— BEGIN Extracted entries —

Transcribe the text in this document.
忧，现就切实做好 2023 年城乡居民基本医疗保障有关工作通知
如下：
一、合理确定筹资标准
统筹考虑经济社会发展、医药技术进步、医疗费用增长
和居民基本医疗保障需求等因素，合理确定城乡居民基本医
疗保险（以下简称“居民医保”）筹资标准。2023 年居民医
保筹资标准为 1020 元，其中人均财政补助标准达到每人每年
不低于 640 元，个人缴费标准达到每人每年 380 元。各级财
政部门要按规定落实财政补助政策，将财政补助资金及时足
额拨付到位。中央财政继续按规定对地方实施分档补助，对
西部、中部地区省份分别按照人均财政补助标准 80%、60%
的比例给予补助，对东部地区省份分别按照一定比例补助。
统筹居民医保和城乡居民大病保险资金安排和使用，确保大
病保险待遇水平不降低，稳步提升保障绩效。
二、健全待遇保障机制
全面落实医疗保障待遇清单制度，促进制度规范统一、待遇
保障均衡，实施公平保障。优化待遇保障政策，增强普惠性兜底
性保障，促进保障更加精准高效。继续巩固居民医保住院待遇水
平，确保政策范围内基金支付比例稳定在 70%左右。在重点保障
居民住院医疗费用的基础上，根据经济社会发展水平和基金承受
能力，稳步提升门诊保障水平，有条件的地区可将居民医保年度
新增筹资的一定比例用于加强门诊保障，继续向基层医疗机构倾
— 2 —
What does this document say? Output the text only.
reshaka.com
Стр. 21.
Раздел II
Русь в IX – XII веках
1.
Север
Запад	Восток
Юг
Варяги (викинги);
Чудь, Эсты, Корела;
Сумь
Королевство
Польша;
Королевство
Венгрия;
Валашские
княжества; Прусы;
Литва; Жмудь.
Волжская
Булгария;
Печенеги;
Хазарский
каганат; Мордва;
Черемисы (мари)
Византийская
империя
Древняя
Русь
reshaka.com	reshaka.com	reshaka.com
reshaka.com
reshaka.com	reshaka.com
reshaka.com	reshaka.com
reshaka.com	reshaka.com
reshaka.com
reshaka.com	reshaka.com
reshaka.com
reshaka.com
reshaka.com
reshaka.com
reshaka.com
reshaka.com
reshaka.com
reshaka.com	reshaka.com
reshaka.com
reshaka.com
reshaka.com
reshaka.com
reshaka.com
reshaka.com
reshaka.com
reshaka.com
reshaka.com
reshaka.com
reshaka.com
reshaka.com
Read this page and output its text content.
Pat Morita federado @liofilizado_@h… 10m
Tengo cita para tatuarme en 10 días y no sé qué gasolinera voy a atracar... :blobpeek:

— END Extracted entries —
— BEGIN Extracted entries —

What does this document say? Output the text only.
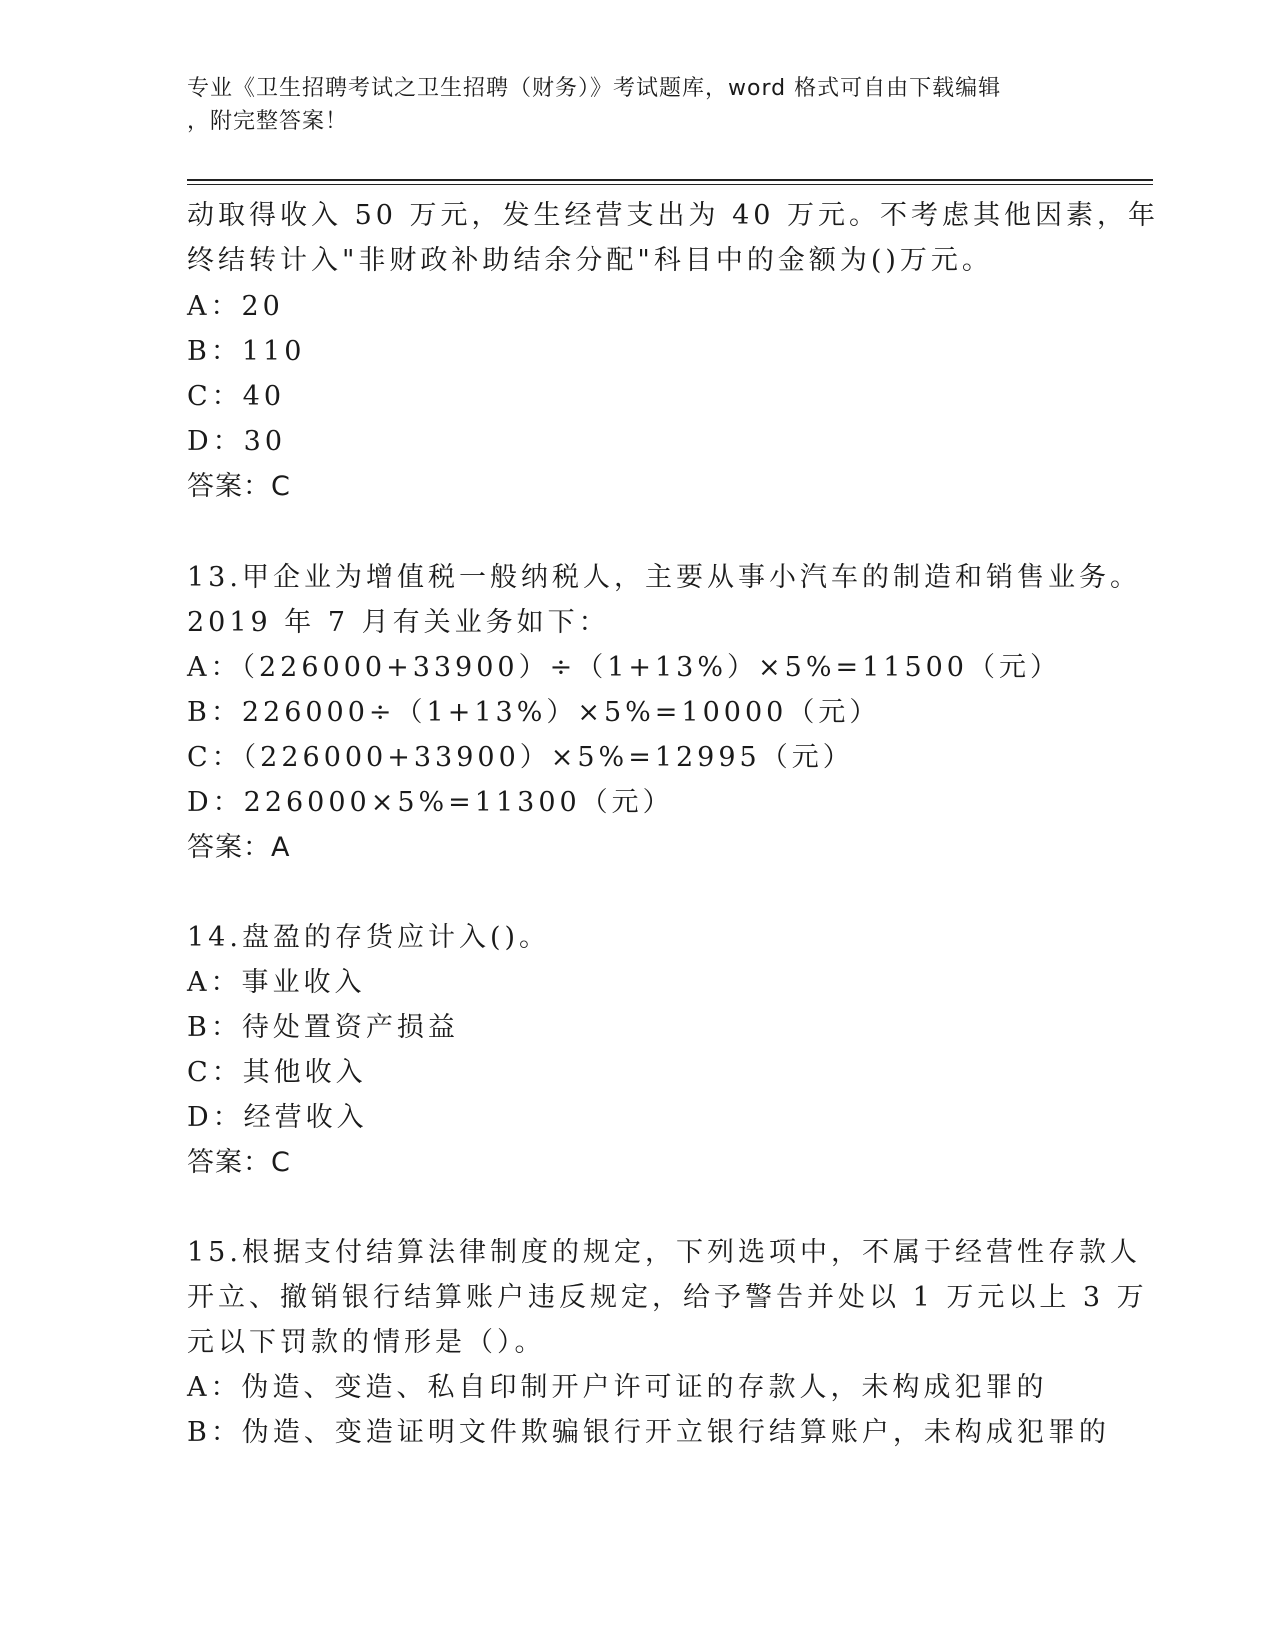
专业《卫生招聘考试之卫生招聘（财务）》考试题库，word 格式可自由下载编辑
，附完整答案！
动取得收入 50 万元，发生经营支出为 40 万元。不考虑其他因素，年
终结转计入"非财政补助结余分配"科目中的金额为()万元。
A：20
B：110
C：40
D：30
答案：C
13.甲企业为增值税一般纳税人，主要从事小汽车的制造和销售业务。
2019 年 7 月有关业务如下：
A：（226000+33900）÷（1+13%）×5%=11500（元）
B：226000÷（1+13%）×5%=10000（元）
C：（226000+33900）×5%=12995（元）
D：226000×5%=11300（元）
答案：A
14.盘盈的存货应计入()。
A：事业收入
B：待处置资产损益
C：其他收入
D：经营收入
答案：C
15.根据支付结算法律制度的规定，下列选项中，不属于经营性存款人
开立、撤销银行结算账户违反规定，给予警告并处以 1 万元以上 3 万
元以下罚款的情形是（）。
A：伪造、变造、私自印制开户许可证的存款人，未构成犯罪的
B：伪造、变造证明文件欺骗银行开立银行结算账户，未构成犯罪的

— END Extracted entries —
— BEGIN Extracted entries —

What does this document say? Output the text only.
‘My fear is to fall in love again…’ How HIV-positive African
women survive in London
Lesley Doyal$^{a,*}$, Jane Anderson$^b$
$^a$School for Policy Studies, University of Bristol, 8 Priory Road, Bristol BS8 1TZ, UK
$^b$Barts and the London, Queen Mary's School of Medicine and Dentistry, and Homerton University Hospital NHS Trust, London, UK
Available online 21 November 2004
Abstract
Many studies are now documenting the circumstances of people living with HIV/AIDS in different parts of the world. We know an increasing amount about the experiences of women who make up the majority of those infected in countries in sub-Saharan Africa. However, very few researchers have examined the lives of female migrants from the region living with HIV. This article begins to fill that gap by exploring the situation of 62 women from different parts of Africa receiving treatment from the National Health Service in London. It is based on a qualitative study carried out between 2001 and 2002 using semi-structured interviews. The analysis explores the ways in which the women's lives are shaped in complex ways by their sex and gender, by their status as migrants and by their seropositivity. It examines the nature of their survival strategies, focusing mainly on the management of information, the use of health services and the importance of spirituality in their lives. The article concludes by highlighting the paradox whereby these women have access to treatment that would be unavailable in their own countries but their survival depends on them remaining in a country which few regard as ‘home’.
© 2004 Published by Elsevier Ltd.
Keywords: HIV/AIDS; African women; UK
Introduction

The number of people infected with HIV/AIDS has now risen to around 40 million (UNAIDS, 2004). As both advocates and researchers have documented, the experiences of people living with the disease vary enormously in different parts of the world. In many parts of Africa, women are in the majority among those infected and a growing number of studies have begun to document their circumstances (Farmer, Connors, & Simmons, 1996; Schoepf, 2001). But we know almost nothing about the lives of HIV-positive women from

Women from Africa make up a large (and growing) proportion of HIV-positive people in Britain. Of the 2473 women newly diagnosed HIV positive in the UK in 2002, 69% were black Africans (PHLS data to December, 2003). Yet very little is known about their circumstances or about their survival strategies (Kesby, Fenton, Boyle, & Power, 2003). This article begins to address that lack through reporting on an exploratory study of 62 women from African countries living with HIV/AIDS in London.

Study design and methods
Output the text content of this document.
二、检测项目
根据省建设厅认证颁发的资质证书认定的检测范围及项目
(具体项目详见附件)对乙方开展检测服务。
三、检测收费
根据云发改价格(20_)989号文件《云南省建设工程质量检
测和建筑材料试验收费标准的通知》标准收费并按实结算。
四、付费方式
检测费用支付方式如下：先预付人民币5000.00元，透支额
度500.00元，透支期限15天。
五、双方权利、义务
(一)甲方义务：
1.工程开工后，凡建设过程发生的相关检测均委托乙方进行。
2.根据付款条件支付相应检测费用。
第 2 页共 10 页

— END Extracted entries —

• **Objective**
Which lines above contain the word "University"? Copy each of them.

• **Result of the exercise**
$^a$School for Policy Studies, University of Bristol, 8 Priory Road, Bristol BS8 1TZ, UK
$^b$Barts and the London, Queen Mary's School of Medicine and Dentistry, and Homerton University Hospital NHS Trust, London, UK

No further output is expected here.